# Direction
Find each line containing the string "space" and return it.

● ● ● ● ● ● ●

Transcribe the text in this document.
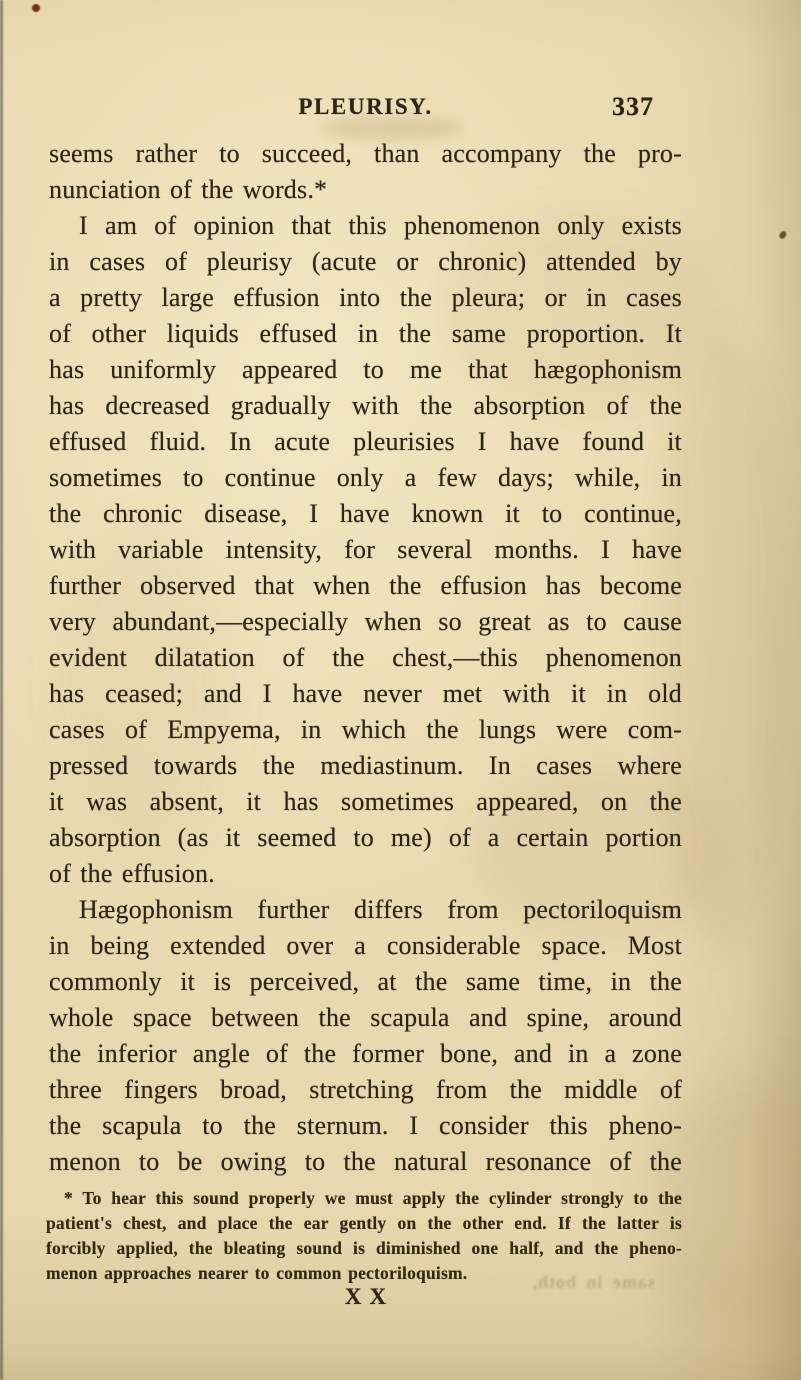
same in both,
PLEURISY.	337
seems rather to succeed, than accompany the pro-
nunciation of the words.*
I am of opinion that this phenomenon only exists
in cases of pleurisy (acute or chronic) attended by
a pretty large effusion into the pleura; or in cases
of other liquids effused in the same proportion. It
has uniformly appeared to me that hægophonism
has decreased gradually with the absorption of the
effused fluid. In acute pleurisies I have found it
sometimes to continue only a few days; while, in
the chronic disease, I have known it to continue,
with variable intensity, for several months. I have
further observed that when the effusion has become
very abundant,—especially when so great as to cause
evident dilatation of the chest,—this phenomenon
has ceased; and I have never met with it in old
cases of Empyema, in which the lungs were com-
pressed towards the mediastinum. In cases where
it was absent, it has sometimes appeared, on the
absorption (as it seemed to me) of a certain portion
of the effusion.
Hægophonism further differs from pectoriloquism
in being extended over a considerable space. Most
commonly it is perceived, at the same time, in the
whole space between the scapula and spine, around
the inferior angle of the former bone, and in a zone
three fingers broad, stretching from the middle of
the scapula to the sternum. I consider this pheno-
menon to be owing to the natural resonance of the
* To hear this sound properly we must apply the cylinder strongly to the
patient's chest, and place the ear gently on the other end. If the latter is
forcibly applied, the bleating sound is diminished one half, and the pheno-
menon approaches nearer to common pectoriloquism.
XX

● ● ● ● ● ● ●

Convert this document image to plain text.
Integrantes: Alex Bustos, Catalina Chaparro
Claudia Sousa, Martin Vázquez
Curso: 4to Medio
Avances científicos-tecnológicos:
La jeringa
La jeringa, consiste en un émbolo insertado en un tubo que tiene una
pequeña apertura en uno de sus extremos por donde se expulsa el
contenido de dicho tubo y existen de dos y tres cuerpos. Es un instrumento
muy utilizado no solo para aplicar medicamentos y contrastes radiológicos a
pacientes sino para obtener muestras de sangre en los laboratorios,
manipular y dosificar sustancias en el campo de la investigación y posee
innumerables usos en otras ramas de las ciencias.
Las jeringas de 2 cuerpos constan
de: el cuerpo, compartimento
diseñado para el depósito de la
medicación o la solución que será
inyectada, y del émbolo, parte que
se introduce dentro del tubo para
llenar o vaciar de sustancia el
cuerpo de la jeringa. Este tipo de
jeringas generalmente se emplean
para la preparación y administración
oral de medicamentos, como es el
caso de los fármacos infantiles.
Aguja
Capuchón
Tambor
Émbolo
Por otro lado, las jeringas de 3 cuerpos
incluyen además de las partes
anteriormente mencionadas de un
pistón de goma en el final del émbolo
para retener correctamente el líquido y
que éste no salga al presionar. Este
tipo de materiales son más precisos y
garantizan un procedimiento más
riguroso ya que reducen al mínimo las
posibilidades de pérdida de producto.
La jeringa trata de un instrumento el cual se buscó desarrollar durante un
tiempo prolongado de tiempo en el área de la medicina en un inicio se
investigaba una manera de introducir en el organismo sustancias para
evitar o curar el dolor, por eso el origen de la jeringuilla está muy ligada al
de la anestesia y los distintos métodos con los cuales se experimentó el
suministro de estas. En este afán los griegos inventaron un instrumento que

● ● ● ● ● ● ●

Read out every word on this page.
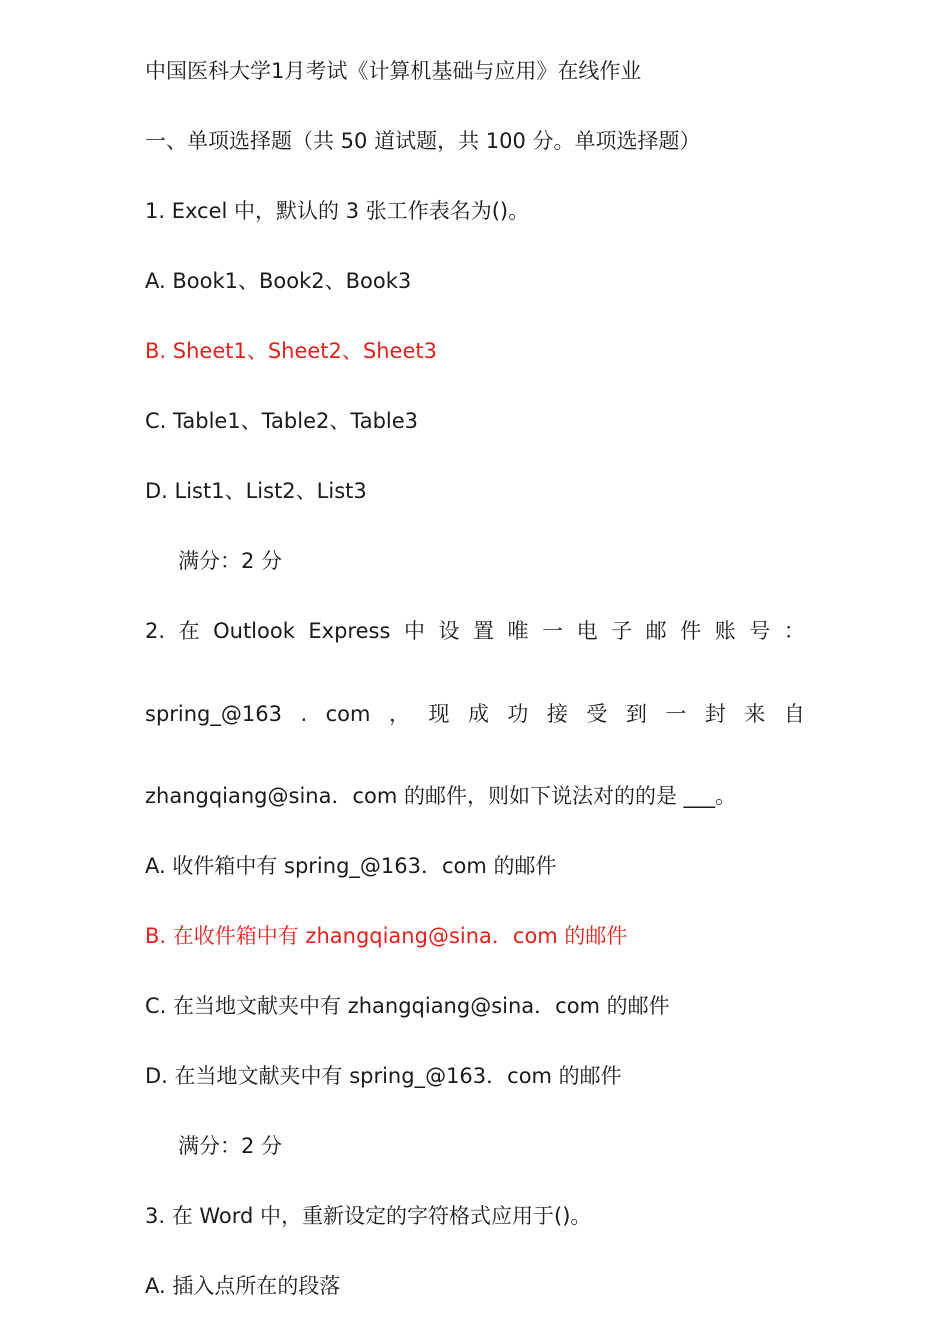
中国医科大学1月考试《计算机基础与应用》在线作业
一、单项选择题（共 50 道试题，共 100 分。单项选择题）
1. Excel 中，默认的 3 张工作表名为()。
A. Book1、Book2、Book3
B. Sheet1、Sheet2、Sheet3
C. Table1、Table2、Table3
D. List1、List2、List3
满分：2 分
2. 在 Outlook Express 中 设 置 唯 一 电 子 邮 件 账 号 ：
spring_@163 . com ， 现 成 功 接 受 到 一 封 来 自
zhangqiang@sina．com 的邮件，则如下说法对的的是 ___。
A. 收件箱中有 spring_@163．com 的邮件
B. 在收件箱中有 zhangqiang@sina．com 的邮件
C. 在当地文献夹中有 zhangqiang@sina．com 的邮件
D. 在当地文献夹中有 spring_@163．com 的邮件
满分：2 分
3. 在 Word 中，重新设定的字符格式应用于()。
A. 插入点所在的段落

● ● ● ● ● ● ●

# Task result
in being extended over a considerable space. Most
whole space between the scapula and spine, around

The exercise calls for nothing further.